PROMPT
Output the full material exactly as it appears here.

++++++++++++++++++++

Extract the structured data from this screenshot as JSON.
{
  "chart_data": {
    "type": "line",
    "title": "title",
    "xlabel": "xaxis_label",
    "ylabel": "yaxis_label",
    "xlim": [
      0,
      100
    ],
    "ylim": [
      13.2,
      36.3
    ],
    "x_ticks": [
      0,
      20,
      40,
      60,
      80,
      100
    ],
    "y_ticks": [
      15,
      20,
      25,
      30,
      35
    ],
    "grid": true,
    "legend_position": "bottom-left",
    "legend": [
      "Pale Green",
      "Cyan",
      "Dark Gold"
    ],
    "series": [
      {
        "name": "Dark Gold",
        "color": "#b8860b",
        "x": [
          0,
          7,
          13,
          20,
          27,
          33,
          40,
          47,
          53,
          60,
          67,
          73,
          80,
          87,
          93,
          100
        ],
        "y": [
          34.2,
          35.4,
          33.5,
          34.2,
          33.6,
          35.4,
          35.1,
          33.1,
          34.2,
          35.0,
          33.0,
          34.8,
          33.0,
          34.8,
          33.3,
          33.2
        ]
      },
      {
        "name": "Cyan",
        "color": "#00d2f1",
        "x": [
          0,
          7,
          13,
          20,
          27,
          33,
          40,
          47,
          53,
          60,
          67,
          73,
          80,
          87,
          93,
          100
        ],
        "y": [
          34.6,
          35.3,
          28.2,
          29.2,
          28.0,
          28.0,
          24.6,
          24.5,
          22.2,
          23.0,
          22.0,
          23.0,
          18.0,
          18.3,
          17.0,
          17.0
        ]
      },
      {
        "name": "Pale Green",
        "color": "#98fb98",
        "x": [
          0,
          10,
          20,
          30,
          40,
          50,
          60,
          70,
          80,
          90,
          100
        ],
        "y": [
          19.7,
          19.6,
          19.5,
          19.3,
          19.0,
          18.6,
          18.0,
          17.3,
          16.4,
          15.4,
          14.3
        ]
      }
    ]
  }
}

++++++++++++++++++++

EXERCISE RESULT
Extract the structured data from this screenshot as JSON.
{
  "chart_data": {
    "type": "line",
    "title": "title",
    "xlabel": "xaxis_label",
    "ylabel": "yaxis_label",
    "xlim": [
      0,
      100
    ],
    "ylim": [
      13.2,
      36.3
    ],
    "x_ticks": [
      0,
      20,
      40,
      60,
      80,
      100
    ],
    "y_ticks": [
      15,
      20,
      25,
      30,
      35
    ],
    "grid": true,
    "legend_position": "bottom-left",
    "legend": [
      "Pale Green",
      "Cyan",
      "Dark Gold"
    ],
    "series": [
      {
        "name": "Dark Gold",
        "color": "#b8860b",
        "x": [
          0,
          7,
          13,
          20,
          27,
          33,
          40,
          47,
          53,
          60,
          67,
          73,
          80,
          87,
          93,
          100
        ],
        "y": [
          34.2,
          35.4,
          33.5,
          34.2,
          33.6,
          35.4,
          35.1,
          33.1,
          34.2,
          35.0,
          33.0,
          34.8,
          33.0,
          34.8,
          33.3,
          33.2
        ]
      },
      {
        "name": "Cyan",
        "color": "#00d2f1",
        "x": [
          0,
          7,
          13,
          20,
          27,
          33,
          40,
          47,
          53,
          60,
          67,
          73,
          80,
          87,
          93,
          100
        ],
        "y": [
          34.6,
          35.3,
          28.2,
          29.2,
          28.0,
          28.0,
          24.6,
          24.5,
          22.2,
          23.0,
          22.0,
          23.0,
          18.0,
          18.3,
          17.0,
          17.0
        ]
      },
      {
        "name": "Pale Green",
        "color": "#98fb98",
        "x": [
          0,
          10,
          20,
          30,
          40,
          50,
          60,
          70,
          80,
          90,
          100
        ],
        "y": [
          19.7,
          19.6,
          19.5,
          19.3,
          19.0,
          18.6,
          18.0,
          17.3,
          16.4,
          15.4,
          14.3
        ]
      }
    ]
  }
}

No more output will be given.